[Dataset items]

— START —

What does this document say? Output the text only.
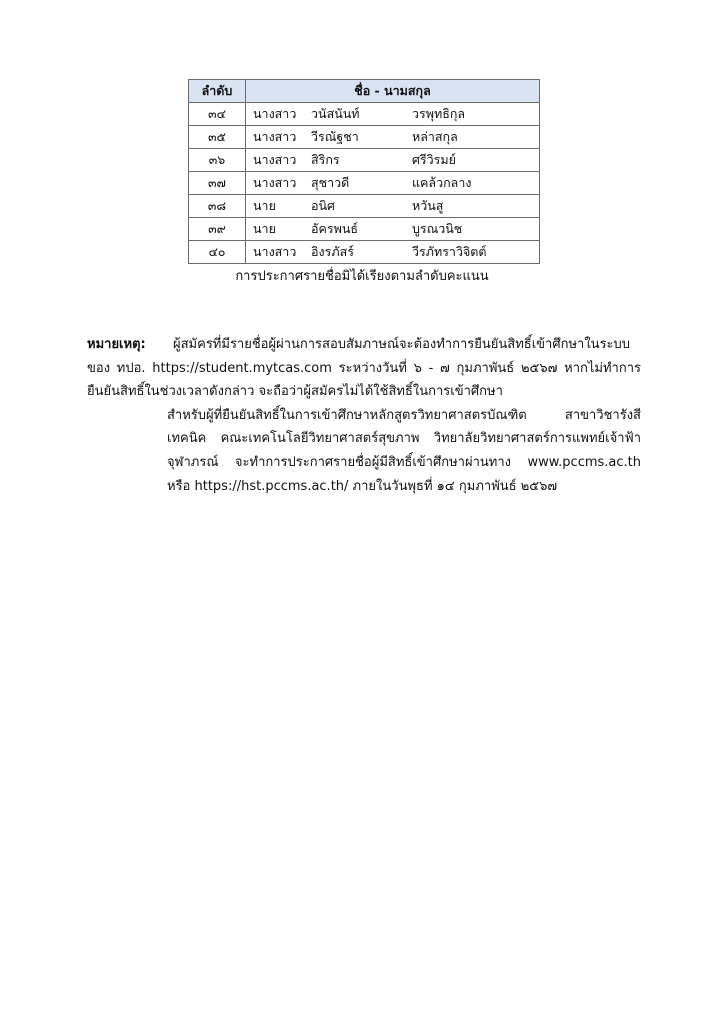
ลำดับ	ชื่อ - นามสกุล
๓๔	นางสาว วนัสนันท์ วรพุทธิกุล
๓๕	นางสาว วีรณัฐชา หล่าสกุล
๓๖	นางสาว สิริกร ศรีวิรมย์
๓๗	นางสาว สุชาวดี แคล้วกลาง
๓๘	นาย อนิศ หวันสู
๓๙	นาย อัครพนธ์ บูรณวนิช
๔๐	นางสาว อิงรภัสร์ วีรภัทราวิจิตต์
การประกาศรายชื่อมิได้เรียงตามลำดับคะแนน

หมายเหตุ: ผู้สมัครที่มีรายชื่อผู้ผ่านการสอบสัมภาษณ์จะต้องทำการยืนยันสิทธิ์เข้าศึกษาในระบบของ ทปอ. https://student.mytcas.com ระหว่างวันที่ ๖ - ๗ กุมภาพันธ์ ๒๕๖๗ หากไม่ทำการยืนยันสิทธิ์ในช่วงเวลาดังกล่าว จะถือว่าผู้สมัครไม่ได้ใช้สิทธิ์ในการเข้าศึกษา

สำหรับผู้ที่ยืนยันสิทธิ์ในการเข้าศึกษาหลักสูตรวิทยาศาสตรบัณฑิต สาขาวิชารังสีเทคนิค คณะเทคโนโลยีวิทยาศาสตร์สุขภาพ วิทยาลัยวิทยาศาสตร์การแพทย์เจ้าฟ้าจุฬาภรณ์ จะทำการประกาศรายชื่อผู้มีสิทธิ์เข้าศึกษาผ่านทาง www.pccms.ac.th หรือ https://hst.pccms.ac.th/ ภายในวันพุธที่ ๑๔ กุมภาพันธ์ ๒๕๖๗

— END —

§ **Problem details**
Quote in full the listing given above; the images are to be left out.

§ **Answer below**
What does this document say? Output the text only.
ลำดับ	ชื่อ - นามสกุล
๓๔	นางสาว วนัสนันท์ วรพุทธิกุล
๓๕	นางสาว วีรณัฐชา หล่าสกุล
๓๖	นางสาว สิริกร ศรีวิรมย์
๓๗	นางสาว สุชาวดี แคล้วกลาง
๓๘	นาย อนิศ หวันสู
๓๙	นาย อัครพนธ์ บูรณวนิช
๔๐	นางสาว อิงรภัสร์ วีรภัทราวิจิตต์
การประกาศรายชื่อมิได้เรียงตามลำดับคะแนน

หมายเหตุ: ผู้สมัครที่มีรายชื่อผู้ผ่านการสอบสัมภาษณ์จะต้องทำการยืนยันสิทธิ์เข้าศึกษาในระบบของ ทปอ. https://student.mytcas.com ระหว่างวันที่ ๖ - ๗ กุมภาพันธ์ ๒๕๖๗ หากไม่ทำการยืนยันสิทธิ์ในช่วงเวลาดังกล่าว จะถือว่าผู้สมัครไม่ได้ใช้สิทธิ์ในการเข้าศึกษา

สำหรับผู้ที่ยืนยันสิทธิ์ในการเข้าศึกษาหลักสูตรวิทยาศาสตรบัณฑิต สาขาวิชารังสีเทคนิค คณะเทคโนโลยีวิทยาศาสตร์สุขภาพ วิทยาลัยวิทยาศาสตร์การแพทย์เจ้าฟ้าจุฬาภรณ์ จะทำการประกาศรายชื่อผู้มีสิทธิ์เข้าศึกษาผ่านทาง www.pccms.ac.th หรือ https://hst.pccms.ac.th/ ภายในวันพุธที่ ๑๔ กุมภาพันธ์ ๒๕๖๗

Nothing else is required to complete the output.